Please turn the paragraph in the Halo Vest leaflet below that begins "You will have the Halo Vest System equipment fitted on the ward" into a short list of steps that keeps its main facts.

### Reading passage
--*--

- Reference Number: HEY-468/2021
- Departments: Neurology and Neurosurgery, Physiotherapy
- Last Updated: 30 November 2021
You can translate this page by using the headphones button (bottom left) and then select the globe to change the language of the page. Need some help choosing a language? Please refer to Browsealoud Supported Voices and Languages.
This leaflet has been produced to give you general information about wearing your Halo Vest System and should answer most of your questions. It is not intended to replace the discussion between you and your healthcare team, but may act as a starting point for discussion. If after reading it you have any concerns or require further explanation, please discuss this with a member of the healthcare team.
What is a Halo Vest System?
Illustration provided with kind permission of DP Medical Systems Ltd
The Halo Vest System is a brace which stops you moving and places tension on your neck bones, which allows broken or dislocated bones to heal and helps prevent further damage to your spinal column.
The equipment used for Halo Vest System is made up of three parts:
- A ring around the head, which is attached to the skull with pins, is known as the Halo
- A Special Vest with a sheepskin lining
- A set of four rods and two blocks, which connect the head ring to the Special Vest.
The Halo Vest System equipment is made from material that is strong and light so it is easy for you to move around.
Why do I need a Halo Vest System?
You may have had a recent neck injury and because of this, you need to be in the Halo Vest System for a period of time in order to protect the bones from any damaging movement.
You will have the Halo Vest System equipment fitted on the ward. The Halo Vest System part of the equipment will be fitted to your skull using pins that are placed through the skin directly into the skull (local anaesthetic is used to numb the area prior to pin insertion). You will then be put into the Special Vest; the rods will be connected to the blocks to form the complete Halo Vest System.
Are there any alternatives to having a Halo Vest System?
This depends on the extent of your injury. Where possible, if your neck can be held in place by a neck collar, this is what the doctors will suggest. However, there are some circumstances in which Halo Vest System offers the best results.
Can there be any complications or risks?
Are there any risks?
Bumps and knocks to the Halo Vest System can be painful and traumatic and vigorous activity is best avoided.
Trouble shooting – you should contact the hospital if:
- You get a noticeable increase in pain in either your neck or your limbs
- The pin sites ooze, bleed or show sign of infection
- The pins become loose or you notice the vest clicking on movement
What happens afterwards?

--*--

### Source information
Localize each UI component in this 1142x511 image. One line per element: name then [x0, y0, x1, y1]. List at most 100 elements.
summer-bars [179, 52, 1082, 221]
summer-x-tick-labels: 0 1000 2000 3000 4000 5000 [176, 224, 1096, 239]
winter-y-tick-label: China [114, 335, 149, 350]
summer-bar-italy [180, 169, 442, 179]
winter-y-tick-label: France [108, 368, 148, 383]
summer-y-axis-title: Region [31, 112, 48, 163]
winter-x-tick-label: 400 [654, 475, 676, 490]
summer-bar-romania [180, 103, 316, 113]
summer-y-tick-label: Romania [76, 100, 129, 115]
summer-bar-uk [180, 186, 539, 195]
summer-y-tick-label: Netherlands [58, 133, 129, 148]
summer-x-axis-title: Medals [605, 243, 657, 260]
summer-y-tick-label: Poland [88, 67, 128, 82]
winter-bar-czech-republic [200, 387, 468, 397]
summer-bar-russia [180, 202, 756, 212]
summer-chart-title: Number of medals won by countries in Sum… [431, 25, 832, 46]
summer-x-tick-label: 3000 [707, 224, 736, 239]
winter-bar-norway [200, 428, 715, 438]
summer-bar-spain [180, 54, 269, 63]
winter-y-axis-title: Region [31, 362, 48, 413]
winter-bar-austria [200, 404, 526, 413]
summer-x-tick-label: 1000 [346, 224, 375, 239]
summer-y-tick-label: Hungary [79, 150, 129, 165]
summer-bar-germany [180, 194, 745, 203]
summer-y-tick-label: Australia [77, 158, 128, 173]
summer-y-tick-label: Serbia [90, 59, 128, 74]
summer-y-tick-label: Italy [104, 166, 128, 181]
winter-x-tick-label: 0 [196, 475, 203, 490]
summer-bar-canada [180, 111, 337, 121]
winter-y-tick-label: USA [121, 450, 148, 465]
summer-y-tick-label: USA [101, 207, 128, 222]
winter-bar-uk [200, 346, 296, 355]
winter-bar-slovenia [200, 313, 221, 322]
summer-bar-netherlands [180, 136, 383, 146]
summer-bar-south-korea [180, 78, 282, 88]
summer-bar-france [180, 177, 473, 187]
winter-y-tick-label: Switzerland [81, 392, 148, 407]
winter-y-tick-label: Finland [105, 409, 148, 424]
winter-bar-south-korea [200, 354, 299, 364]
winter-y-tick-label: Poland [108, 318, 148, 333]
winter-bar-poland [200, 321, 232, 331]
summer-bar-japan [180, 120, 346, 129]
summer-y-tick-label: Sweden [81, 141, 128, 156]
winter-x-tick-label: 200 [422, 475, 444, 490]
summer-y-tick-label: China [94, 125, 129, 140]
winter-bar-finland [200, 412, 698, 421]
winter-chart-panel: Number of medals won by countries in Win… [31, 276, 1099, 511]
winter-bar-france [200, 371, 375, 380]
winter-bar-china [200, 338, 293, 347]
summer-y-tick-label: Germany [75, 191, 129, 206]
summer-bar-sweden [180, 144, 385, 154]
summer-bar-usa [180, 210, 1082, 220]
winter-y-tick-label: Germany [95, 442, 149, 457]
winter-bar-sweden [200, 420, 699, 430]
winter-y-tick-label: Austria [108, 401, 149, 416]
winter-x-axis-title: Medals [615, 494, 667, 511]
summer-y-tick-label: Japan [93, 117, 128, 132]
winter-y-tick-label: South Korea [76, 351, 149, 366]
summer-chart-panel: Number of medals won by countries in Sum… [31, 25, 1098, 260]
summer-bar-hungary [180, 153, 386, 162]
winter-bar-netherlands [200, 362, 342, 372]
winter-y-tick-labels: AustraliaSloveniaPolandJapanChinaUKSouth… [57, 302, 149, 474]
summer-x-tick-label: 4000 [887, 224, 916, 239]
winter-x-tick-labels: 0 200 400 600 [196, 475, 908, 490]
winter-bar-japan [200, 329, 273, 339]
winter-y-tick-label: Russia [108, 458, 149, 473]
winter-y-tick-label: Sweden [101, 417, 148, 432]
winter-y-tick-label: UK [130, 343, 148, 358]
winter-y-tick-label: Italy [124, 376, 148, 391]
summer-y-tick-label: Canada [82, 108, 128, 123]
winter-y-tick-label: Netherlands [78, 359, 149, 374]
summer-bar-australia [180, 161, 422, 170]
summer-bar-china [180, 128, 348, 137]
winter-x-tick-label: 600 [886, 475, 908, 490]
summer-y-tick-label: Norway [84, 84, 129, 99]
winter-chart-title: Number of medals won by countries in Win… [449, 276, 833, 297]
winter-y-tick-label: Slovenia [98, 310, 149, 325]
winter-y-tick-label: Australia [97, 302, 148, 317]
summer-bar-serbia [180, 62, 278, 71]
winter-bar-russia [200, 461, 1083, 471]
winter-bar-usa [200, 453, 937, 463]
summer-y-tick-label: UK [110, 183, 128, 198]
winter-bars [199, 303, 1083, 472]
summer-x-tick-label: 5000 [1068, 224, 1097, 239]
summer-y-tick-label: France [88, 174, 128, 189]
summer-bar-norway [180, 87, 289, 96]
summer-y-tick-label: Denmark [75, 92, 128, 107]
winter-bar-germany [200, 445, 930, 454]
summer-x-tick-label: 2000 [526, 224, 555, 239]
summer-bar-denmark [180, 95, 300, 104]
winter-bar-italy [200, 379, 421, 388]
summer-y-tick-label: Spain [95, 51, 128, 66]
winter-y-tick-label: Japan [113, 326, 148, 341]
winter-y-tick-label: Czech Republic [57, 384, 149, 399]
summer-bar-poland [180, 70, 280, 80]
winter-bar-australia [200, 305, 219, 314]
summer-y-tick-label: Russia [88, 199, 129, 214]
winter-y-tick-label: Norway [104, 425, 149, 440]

--*--

### Answer space
- The equipment is fitted on the ward.
- A local anesthetic numbs the area.
- Pins are placed through the skin directly into the skull to attach the device.
- You are put into the Special Vest.
- The rods are connected to the blocks to complete the Halo Vest System.